**What is being asked**
Extract every record, keeping each one exactly as it is.

[Raw records]
◇ ◇ ◇ ◇ ◇ ◇ ◇

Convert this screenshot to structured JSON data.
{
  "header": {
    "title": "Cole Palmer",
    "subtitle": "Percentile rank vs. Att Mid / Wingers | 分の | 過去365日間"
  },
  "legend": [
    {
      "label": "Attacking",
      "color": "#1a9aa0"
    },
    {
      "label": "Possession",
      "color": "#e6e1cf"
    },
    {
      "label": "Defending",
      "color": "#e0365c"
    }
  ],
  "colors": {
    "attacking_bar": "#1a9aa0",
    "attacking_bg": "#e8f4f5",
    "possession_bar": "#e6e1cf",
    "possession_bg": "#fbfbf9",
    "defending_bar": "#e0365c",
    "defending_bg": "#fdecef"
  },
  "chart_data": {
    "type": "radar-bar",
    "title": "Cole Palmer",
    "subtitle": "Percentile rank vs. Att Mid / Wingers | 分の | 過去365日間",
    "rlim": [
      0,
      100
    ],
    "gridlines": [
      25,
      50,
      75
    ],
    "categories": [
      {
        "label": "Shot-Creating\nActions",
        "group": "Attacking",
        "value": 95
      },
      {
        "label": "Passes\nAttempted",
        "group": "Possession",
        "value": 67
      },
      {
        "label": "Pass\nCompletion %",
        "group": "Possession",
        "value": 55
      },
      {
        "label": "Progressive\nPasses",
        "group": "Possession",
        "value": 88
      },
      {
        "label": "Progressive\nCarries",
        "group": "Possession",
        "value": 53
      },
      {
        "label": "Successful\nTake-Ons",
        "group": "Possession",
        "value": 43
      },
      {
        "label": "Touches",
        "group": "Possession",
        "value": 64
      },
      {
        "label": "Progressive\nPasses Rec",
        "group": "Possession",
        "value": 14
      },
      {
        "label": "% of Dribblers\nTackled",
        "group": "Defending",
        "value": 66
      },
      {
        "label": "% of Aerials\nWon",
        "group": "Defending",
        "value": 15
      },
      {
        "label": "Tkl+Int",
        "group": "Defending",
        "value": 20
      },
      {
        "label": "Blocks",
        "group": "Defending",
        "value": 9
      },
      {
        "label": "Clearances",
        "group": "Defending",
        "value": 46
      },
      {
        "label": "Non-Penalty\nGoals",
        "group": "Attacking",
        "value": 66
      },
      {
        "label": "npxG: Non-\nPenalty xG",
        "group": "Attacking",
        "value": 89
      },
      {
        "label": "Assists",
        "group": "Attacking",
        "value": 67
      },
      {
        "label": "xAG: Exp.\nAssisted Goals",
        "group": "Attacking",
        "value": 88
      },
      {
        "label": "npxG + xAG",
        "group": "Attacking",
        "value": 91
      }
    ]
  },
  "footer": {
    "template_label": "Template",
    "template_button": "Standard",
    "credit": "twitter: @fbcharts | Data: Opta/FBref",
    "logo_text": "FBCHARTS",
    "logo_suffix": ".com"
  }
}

◇ ◇ ◇ ◇ ◇ ◇ ◇

**Result of this task**
Convert this screenshot to structured JSON data.
{
  "header": {
    "title": "Cole Palmer",
    "subtitle": "Percentile rank vs. Att Mid / Wingers | 分の | 過去365日間"
  },
  "legend": [
    {
      "label": "Attacking",
      "color": "#1a9aa0"
    },
    {
      "label": "Possession",
      "color": "#e6e1cf"
    },
    {
      "label": "Defending",
      "color": "#e0365c"
    }
  ],
  "colors": {
    "attacking_bar": "#1a9aa0",
    "attacking_bg": "#e8f4f5",
    "possession_bar": "#e6e1cf",
    "possession_bg": "#fbfbf9",
    "defending_bar": "#e0365c",
    "defending_bg": "#fdecef"
  },
  "chart_data": {
    "type": "radar-bar",
    "title": "Cole Palmer",
    "subtitle": "Percentile rank vs. Att Mid / Wingers | 分の | 過去365日間",
    "rlim": [
      0,
      100
    ],
    "gridlines": [
      25,
      50,
      75
    ],
    "categories": [
      {
        "label": "Shot-Creating\nActions",
        "group": "Attacking",
        "value": 95
      },
      {
        "label": "Passes\nAttempted",
        "group": "Possession",
        "value": 67
      },
      {
        "label": "Pass\nCompletion %",
        "group": "Possession",
        "value": 55
      },
      {
        "label": "Progressive\nPasses",
        "group": "Possession",
        "value": 88
      },
      {
        "label": "Progressive\nCarries",
        "group": "Possession",
        "value": 53
      },
      {
        "label": "Successful\nTake-Ons",
        "group": "Possession",
        "value": 43
      },
      {
        "label": "Touches",
        "group": "Possession",
        "value": 64
      },
      {
        "label": "Progressive\nPasses Rec",
        "group": "Possession",
        "value": 14
      },
      {
        "label": "% of Dribblers\nTackled",
        "group": "Defending",
        "value": 66
      },
      {
        "label": "% of Aerials\nWon",
        "group": "Defending",
        "value": 15
      },
      {
        "label": "Tkl+Int",
        "group": "Defending",
        "value": 20
      },
      {
        "label": "Blocks",
        "group": "Defending",
        "value": 9
      },
      {
        "label": "Clearances",
        "group": "Defending",
        "value": 46
      },
      {
        "label": "Non-Penalty\nGoals",
        "group": "Attacking",
        "value": 66
      },
      {
        "label": "npxG: Non-\nPenalty xG",
        "group": "Attacking",
        "value": 89
      },
      {
        "label": "Assists",
        "group": "Attacking",
        "value": 67
      },
      {
        "label": "xAG: Exp.\nAssisted Goals",
        "group": "Attacking",
        "value": 88
      },
      {
        "label": "npxG + xAG",
        "group": "Attacking",
        "value": 91
      }
    ]
  },
  "footer": {
    "template_label": "Template",
    "template_button": "Standard",
    "credit": "twitter: @fbcharts | Data: Opta/FBref",
    "logo_text": "FBCHARTS",
    "logo_suffix": ".com"
  }
}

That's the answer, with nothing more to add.